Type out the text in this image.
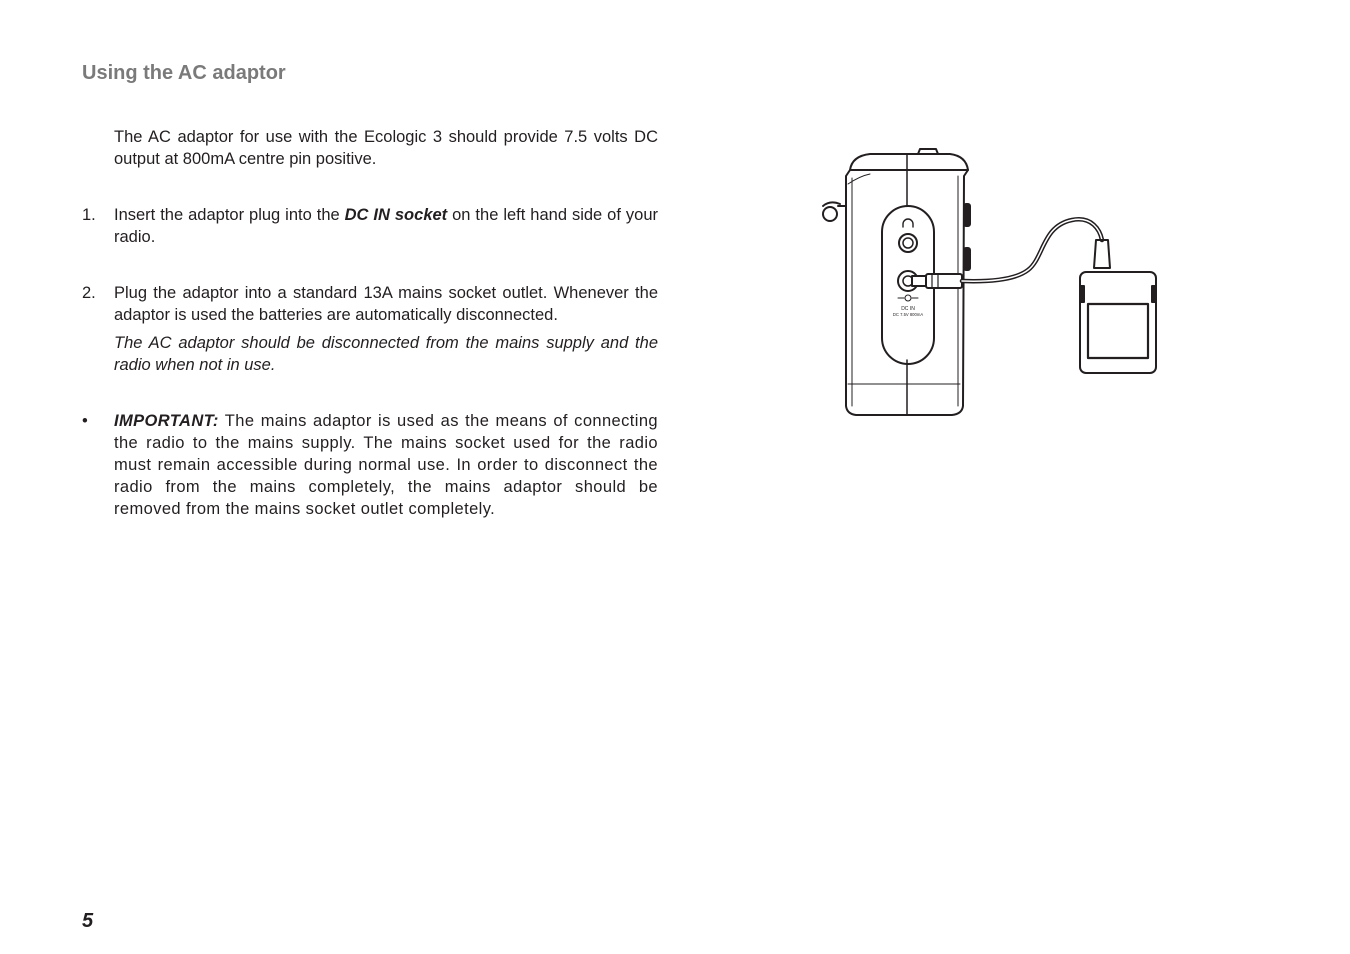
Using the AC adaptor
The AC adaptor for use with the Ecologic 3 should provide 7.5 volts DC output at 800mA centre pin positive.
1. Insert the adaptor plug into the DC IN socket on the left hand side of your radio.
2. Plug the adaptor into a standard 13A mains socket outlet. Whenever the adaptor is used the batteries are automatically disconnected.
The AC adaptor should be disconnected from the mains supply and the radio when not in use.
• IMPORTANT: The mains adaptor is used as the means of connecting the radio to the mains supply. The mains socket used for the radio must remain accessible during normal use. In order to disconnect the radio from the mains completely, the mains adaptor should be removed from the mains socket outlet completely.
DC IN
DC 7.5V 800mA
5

== == ==

» Directions:
Report the number of lines above containing the word "socket", with no other text.

» Answer to the problem:
3